--- Start of EXERCISE INPUT ---
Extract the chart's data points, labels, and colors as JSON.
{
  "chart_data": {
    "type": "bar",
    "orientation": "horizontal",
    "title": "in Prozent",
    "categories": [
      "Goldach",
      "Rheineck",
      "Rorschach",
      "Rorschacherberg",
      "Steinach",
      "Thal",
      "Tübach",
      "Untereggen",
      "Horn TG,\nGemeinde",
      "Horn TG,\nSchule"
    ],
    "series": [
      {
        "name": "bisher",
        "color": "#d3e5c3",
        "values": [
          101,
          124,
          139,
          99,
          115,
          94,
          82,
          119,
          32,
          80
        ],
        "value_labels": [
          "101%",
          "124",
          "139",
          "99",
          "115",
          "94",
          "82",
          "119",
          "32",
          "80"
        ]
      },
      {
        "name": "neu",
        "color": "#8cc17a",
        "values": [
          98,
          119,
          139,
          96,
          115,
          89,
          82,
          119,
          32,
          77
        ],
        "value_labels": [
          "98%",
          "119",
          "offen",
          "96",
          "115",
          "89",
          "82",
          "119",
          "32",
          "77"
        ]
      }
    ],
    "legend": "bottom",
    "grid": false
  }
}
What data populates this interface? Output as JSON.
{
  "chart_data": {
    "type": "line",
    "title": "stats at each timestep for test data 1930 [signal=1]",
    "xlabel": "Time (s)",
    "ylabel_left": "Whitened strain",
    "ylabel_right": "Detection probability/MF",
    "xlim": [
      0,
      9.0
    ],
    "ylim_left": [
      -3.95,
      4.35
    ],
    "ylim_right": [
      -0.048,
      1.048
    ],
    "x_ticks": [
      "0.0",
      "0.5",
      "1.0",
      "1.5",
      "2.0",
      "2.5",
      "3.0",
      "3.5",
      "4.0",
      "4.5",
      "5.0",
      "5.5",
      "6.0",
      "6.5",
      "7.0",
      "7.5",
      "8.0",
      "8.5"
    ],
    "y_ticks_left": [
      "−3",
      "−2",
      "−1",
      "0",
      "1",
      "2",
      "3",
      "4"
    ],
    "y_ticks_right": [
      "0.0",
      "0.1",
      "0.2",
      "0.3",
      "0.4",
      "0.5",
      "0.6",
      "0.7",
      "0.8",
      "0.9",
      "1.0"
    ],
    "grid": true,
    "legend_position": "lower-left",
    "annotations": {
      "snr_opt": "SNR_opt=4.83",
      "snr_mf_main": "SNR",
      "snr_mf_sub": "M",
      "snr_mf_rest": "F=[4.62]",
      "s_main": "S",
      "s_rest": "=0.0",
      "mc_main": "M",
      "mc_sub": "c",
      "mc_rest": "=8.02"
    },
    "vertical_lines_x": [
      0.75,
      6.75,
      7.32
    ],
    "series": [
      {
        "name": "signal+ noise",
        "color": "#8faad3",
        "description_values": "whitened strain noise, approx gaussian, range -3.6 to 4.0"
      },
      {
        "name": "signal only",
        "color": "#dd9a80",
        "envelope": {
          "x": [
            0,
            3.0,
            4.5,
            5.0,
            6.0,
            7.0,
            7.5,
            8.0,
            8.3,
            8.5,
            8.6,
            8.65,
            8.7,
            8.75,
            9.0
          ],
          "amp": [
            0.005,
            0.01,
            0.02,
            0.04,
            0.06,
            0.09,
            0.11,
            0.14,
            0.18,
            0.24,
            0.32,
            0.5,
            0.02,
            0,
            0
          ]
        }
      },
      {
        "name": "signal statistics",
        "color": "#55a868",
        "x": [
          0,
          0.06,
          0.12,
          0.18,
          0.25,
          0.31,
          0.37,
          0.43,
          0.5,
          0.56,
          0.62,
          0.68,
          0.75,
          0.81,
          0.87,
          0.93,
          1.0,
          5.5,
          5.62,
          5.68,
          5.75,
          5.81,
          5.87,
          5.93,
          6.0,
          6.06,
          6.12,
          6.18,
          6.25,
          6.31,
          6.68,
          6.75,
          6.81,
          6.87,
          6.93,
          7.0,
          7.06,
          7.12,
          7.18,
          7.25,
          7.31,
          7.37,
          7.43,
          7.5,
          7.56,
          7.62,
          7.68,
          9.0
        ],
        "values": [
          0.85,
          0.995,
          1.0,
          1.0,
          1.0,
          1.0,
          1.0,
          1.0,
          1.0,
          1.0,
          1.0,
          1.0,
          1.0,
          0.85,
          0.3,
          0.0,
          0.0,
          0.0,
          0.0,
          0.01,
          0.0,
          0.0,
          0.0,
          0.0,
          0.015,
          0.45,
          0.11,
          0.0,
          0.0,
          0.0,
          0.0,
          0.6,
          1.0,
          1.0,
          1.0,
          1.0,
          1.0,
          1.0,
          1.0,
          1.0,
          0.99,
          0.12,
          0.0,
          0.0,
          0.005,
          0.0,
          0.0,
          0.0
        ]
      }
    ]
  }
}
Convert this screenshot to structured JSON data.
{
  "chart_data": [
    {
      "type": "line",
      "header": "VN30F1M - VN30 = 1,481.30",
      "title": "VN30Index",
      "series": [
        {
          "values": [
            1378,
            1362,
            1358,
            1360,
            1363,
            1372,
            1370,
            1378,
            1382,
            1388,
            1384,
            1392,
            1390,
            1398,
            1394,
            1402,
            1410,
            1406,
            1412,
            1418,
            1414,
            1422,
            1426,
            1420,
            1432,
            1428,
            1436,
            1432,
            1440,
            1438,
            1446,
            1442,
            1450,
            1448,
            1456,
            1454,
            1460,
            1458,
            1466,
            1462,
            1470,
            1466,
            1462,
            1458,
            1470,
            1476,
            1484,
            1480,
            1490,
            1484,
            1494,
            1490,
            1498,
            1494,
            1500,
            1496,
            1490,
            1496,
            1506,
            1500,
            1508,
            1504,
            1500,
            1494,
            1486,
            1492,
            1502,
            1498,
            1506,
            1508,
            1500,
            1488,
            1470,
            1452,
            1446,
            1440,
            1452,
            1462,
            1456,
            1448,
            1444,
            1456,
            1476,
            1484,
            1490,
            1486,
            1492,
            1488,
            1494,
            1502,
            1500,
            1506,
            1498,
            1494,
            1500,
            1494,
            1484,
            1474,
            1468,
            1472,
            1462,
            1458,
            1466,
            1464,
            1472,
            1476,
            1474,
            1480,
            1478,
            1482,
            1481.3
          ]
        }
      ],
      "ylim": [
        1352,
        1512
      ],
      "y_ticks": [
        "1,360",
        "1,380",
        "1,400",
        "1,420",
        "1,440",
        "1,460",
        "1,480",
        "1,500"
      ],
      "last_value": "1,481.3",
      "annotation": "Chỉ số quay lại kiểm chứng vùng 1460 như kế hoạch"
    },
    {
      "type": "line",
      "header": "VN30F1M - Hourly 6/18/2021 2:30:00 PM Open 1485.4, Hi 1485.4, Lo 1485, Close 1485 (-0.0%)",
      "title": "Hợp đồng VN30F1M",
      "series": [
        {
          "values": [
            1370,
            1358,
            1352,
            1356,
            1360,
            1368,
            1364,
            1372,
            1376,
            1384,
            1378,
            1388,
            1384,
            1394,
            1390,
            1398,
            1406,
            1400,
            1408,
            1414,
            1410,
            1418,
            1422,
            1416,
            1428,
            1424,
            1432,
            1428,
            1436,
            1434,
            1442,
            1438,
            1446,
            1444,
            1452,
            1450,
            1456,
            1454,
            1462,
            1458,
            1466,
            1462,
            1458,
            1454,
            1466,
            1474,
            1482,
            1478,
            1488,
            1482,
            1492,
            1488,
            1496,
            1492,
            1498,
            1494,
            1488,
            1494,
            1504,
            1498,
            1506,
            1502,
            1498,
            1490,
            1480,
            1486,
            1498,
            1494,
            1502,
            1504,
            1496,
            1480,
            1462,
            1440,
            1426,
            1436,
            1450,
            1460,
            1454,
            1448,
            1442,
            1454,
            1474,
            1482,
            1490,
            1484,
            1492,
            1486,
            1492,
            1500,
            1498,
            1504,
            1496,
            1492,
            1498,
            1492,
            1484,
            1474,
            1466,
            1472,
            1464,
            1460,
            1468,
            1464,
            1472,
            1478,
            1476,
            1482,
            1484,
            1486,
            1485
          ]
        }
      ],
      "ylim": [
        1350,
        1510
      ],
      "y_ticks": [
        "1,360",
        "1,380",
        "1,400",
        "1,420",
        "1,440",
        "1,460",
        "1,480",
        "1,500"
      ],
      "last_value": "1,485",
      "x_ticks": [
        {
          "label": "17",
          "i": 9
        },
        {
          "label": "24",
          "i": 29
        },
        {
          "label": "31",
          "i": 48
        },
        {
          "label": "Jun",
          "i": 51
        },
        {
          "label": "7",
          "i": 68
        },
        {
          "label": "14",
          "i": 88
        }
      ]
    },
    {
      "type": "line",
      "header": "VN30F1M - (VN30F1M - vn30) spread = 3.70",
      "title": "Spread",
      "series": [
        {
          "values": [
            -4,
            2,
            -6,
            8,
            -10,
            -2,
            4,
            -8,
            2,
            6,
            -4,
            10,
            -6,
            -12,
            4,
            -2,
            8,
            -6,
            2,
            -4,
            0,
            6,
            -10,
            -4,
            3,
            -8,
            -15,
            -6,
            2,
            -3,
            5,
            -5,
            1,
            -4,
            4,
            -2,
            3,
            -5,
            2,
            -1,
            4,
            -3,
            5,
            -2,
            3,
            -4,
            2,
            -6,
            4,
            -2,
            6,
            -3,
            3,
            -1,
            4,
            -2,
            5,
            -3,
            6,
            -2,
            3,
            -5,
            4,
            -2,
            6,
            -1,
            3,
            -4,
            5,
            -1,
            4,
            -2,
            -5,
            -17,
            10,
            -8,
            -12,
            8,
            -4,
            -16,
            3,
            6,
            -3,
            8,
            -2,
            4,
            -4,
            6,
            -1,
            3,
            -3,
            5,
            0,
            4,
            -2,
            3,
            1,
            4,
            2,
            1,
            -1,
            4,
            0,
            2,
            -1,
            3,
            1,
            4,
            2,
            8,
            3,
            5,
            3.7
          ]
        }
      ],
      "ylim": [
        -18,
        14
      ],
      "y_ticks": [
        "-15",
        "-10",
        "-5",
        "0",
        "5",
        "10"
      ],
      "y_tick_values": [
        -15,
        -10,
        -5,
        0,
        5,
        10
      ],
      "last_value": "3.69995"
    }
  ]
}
--- End of EXERCISE INPUT ---
= SET TASK =
Scan the material and collect every line that contains "header".

= RESPONSE TO THIS TASK =
      "header": "VN30F1M - VN30 = 1,481.30",
      "header": "VN30F1M - Hourly 6/18/2021 2:30:00 PM Open 1485.4, Hi 1485.4, Lo 1485, Close 1485 (-0.0%)",
      "header": "VN30F1M - (VN30F1M - vn30) spread = 3.70",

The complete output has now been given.